# LISTED RECORDS start

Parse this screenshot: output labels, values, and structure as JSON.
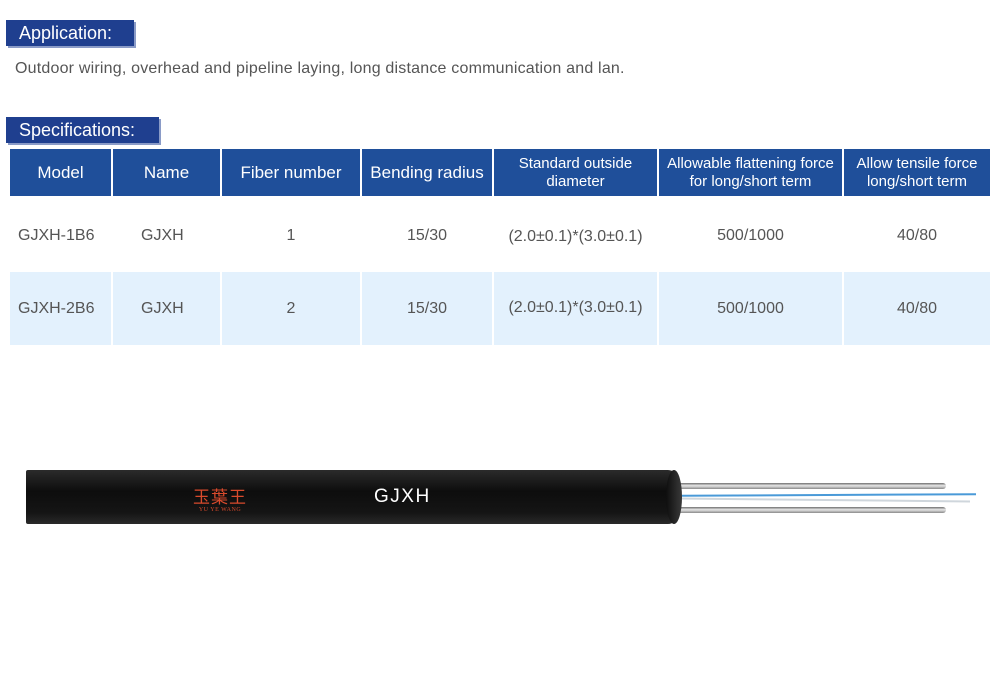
{
  "application": {
    "heading": "Application:",
    "text": "Outdoor wiring, overhead and pipeline laying, long distance communication and lan."
  },
  "specifications": {
    "heading": "Specifications:",
    "columns": [
      {
        "label_line1": "Model",
        "label_line2": ""
      },
      {
        "label_line1": "Name",
        "label_line2": ""
      },
      {
        "label_line1": "Fiber number",
        "label_line2": ""
      },
      {
        "label_line1": "Bending radius",
        "label_line2": ""
      },
      {
        "label_line1": "Standard outside",
        "label_line2": "diameter"
      },
      {
        "label_line1": "Allowable flattening force",
        "label_line2": "for long/short term"
      },
      {
        "label_line1": "Allow tensile force",
        "label_line2": "long/short term"
      }
    ],
    "rows": [
      [
        "GJXH-1B6",
        "GJXH",
        "1",
        "15/30",
        "(2.0±0.1)*(3.0±0.1)",
        "500/1000",
        "40/80"
      ],
      [
        "GJXH-2B6",
        "GJXH",
        "2",
        "15/30",
        "(2.0±0.1)*(3.0±0.1)",
        "500/1000",
        "40/80"
      ]
    ]
  },
  "cable_image": {
    "brand_name": "玉葉王",
    "brand_sub": "YU YE WANG",
    "label": "GJXH",
    "colors": {
      "jacket": "#111111",
      "brand": "#d84a2c",
      "fiber_blue": "#4a9ad8",
      "steel_wire": "#c8c8c8"
    }
  },
  "colors": {
    "header_bg": "#1f4f9a",
    "tag_bg": "#1f3f8f",
    "stripe_bg": "#e3f1fd",
    "text": "#555555"
  }
}
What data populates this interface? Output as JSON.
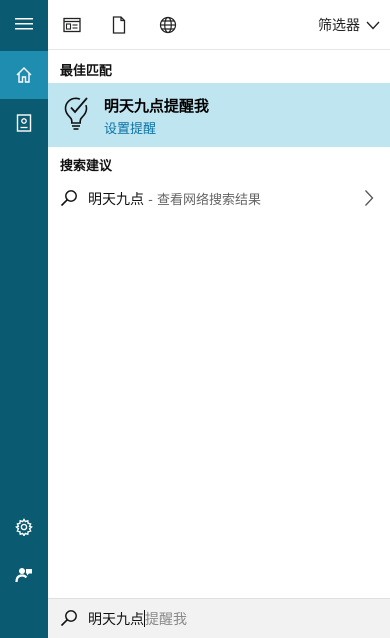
{
  "rail": {
    "items": [
      {
        "name": "menu",
        "icon": "hamburger-icon"
      },
      {
        "name": "home",
        "icon": "home-icon",
        "active": true
      },
      {
        "name": "notebook",
        "icon": "notebook-icon"
      },
      {
        "name": "settings",
        "icon": "gear-icon"
      },
      {
        "name": "feedback",
        "icon": "feedback-icon"
      }
    ]
  },
  "toolbar": {
    "filters": [
      "apps-icon",
      "document-icon",
      "globe-icon"
    ],
    "filter_label": "筛选器"
  },
  "results": {
    "best_match_header": "最佳匹配",
    "best_match": {
      "title": "明天九点提醒我",
      "subtitle": "设置提醒",
      "icon": "lightbulb-check-icon"
    },
    "suggestions_header": "搜索建议",
    "suggestion": {
      "query": "明天九点",
      "hint": " - 查看网络搜索结果"
    }
  },
  "search": {
    "typed": "明天九点",
    "autocomplete": "提醒我"
  },
  "colors": {
    "rail": "#0a5b72",
    "rail_active": "#1f8db0",
    "best_match_bg": "#bfe5f0",
    "link": "#0b73a5"
  }
}
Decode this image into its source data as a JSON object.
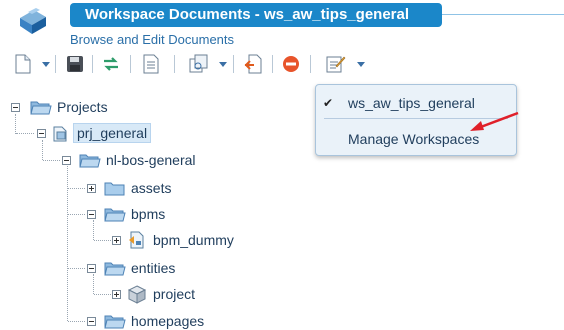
{
  "header": {
    "title": "Workspace Documents - ws_aw_tips_general",
    "subtitle": "Browse and Edit Documents"
  },
  "toolbar": {
    "buttons": [
      {
        "icon": "new-document-icon",
        "has_menu": true
      },
      {
        "icon": "save-icon"
      },
      {
        "icon": "sync-icon"
      },
      {
        "icon": "properties-icon"
      },
      {
        "icon": "copy-icon",
        "has_menu": true
      },
      {
        "icon": "import-icon"
      },
      {
        "icon": "delete-icon"
      },
      {
        "icon": "workspace-settings-icon",
        "has_menu": true
      }
    ]
  },
  "tree": {
    "root": "Projects",
    "project": "prj_general",
    "module": "nl-bos-general",
    "folders": [
      "assets",
      "bpms",
      "entities",
      "homepages"
    ],
    "bpms_child": "bpm_dummy",
    "entities_child": "project"
  },
  "workspace_menu": {
    "items": [
      {
        "label": "ws_aw_tips_general",
        "checked": true
      },
      {
        "label": "Manage Workspaces",
        "checked": false
      }
    ]
  },
  "colors": {
    "title_bar": "#1b87c9",
    "accent_arrow": "#e0202a",
    "menu_bg": "#eaf2f9"
  }
}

# LISTED RECORDS end

TASK STATEMENT: In the records above, find each line that holds the word "Documents"; copy all such lines.

RESPONSE:
    "title": "Workspace Documents - ws_aw_tips_general",
    "subtitle": "Browse and Edit Documents"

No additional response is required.